- [Stored data entries]
=-=-=

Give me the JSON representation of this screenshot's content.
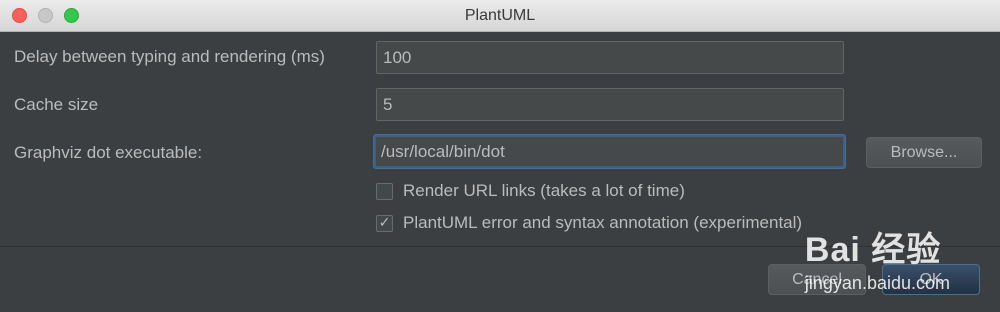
{
  "window": {
    "title": "PlantUML"
  },
  "form": {
    "delay": {
      "label": "Delay between typing and rendering (ms)",
      "value": "100"
    },
    "cache": {
      "label": "Cache size",
      "value": "5"
    },
    "graphviz": {
      "label": "Graphviz dot executable:",
      "value": "/usr/local/bin/dot",
      "browse_label": "Browse..."
    },
    "render_links": {
      "label": "Render URL links (takes a lot of time)",
      "checked": false
    },
    "annotation": {
      "label": "PlantUML error and syntax annotation (experimental)",
      "checked": true
    }
  },
  "footer": {
    "cancel_label": "Cancel",
    "ok_label": "OK"
  },
  "watermark": {
    "logo": "Bai 经验",
    "url": "jingyan.baidu.com"
  },
  "colors": {
    "background": "#3c3f41",
    "field_bg": "#45494a",
    "focus_border": "#3d6185",
    "ok_button": "#233143"
  }
}
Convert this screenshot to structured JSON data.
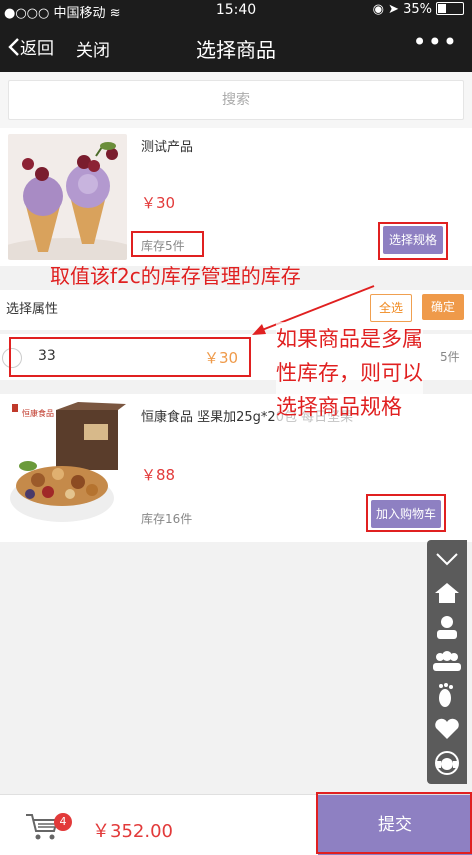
{
  "status": {
    "carrier": "中国移动",
    "time": "15:40",
    "battery": "35%",
    "battery_level": 0.35
  },
  "nav": {
    "back": "返回",
    "close": "关闭",
    "title": "选择商品",
    "more": "•••"
  },
  "search": {
    "placeholder": "搜索"
  },
  "product1": {
    "name": "测试产品",
    "price": "￥30",
    "stock": "库存5件",
    "button": "选择规格"
  },
  "attribute": {
    "label": "选择属性",
    "select_all": "全选",
    "confirm": "确定",
    "option_value": "33",
    "option_price": "￥30",
    "option_stock": "5件"
  },
  "product2": {
    "name": "恒康食品 坚果加25g*20包 每日坚果",
    "brand": "恒康食品",
    "price": "￥88",
    "stock": "库存16件",
    "button": "加入购物车"
  },
  "annotations": {
    "a1": "取值该f2c的库存管理的库存",
    "a2_line1": "如果商品是多属",
    "a2_line2": "性库存，则可以",
    "a2_line3": "选择商品规格"
  },
  "cart": {
    "count": "4",
    "total": "￥352.00",
    "submit": "提交"
  },
  "icons": [
    "chevron-down-icon",
    "home-icon",
    "person-icon",
    "group-icon",
    "footprint-icon",
    "heart-icon",
    "customer-service-icon"
  ],
  "colors": {
    "accent_purple": "#8e80c2",
    "price_red": "#e23a3a",
    "orange": "#ef9a4a",
    "annotation_red": "#e02020"
  }
}
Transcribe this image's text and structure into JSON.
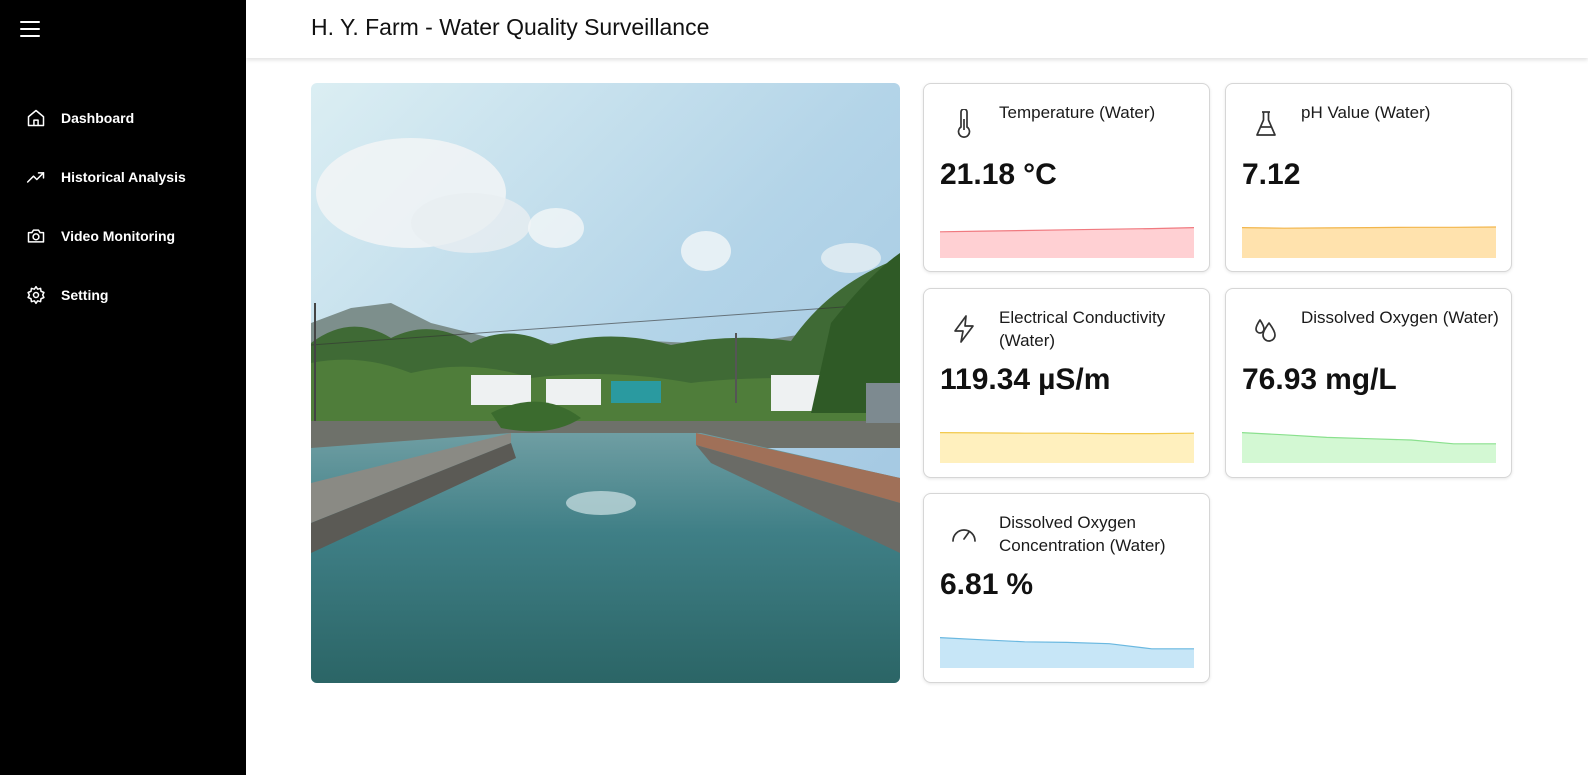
{
  "header": {
    "title": "H. Y. Farm - Water Quality Surveillance"
  },
  "sidebar": {
    "menu_icon": "hamburger-menu-icon",
    "items": [
      {
        "label": "Dashboard",
        "icon": "home-icon"
      },
      {
        "label": "Historical Analysis",
        "icon": "trending-up-icon"
      },
      {
        "label": "Video Monitoring",
        "icon": "camera-icon"
      },
      {
        "label": "Setting",
        "icon": "gear-icon"
      }
    ]
  },
  "photo": {
    "subject": "fish-pond-photo"
  },
  "cards": [
    {
      "title": "Temperature (Water)",
      "value": "21.18",
      "unit": "°C",
      "icon": "thermometer-icon",
      "color": "#f07a80",
      "fill": "#ffd0d3",
      "trend": [
        0.82,
        0.84,
        0.86,
        0.88,
        0.9,
        0.92,
        0.95
      ]
    },
    {
      "title": "pH Value (Water)",
      "value": "7.12",
      "unit": "",
      "icon": "flask-icon",
      "color": "#f2b64c",
      "fill": "#ffe2ad",
      "trend": [
        0.95,
        0.93,
        0.94,
        0.95,
        0.96,
        0.96,
        0.97
      ]
    },
    {
      "title": "Electrical Conductivity (Water)",
      "value": "119.34",
      "unit": "µS/m",
      "icon": "lightning-icon",
      "color": "#f2c94c",
      "fill": "#fff0be",
      "trend": [
        0.95,
        0.94,
        0.93,
        0.93,
        0.92,
        0.92,
        0.93
      ]
    },
    {
      "title": "Dissolved Oxygen (Water)",
      "value": "76.93",
      "unit": "mg/L",
      "icon": "droplets-icon",
      "color": "#8ae08e",
      "fill": "#d3f8d3",
      "trend": [
        0.95,
        0.88,
        0.8,
        0.76,
        0.72,
        0.6,
        0.6
      ]
    },
    {
      "title": "Dissolved Oxygen Concentration (Water)",
      "value": "6.81",
      "unit": "%",
      "icon": "gauge-icon",
      "color": "#6ab8e0",
      "fill": "#c7e6f7",
      "trend": [
        0.95,
        0.88,
        0.82,
        0.8,
        0.76,
        0.6,
        0.6
      ]
    }
  ]
}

=-=-=

- [Exercise brief]
Where a line in the material above holds "fill", copy that line.

- [Written response]
      "fill": "#ffd0d3",
      "fill": "#ffe2ad",
      "fill": "#fff0be",
      "fill": "#d3f8d3",
      "fill": "#c7e6f7",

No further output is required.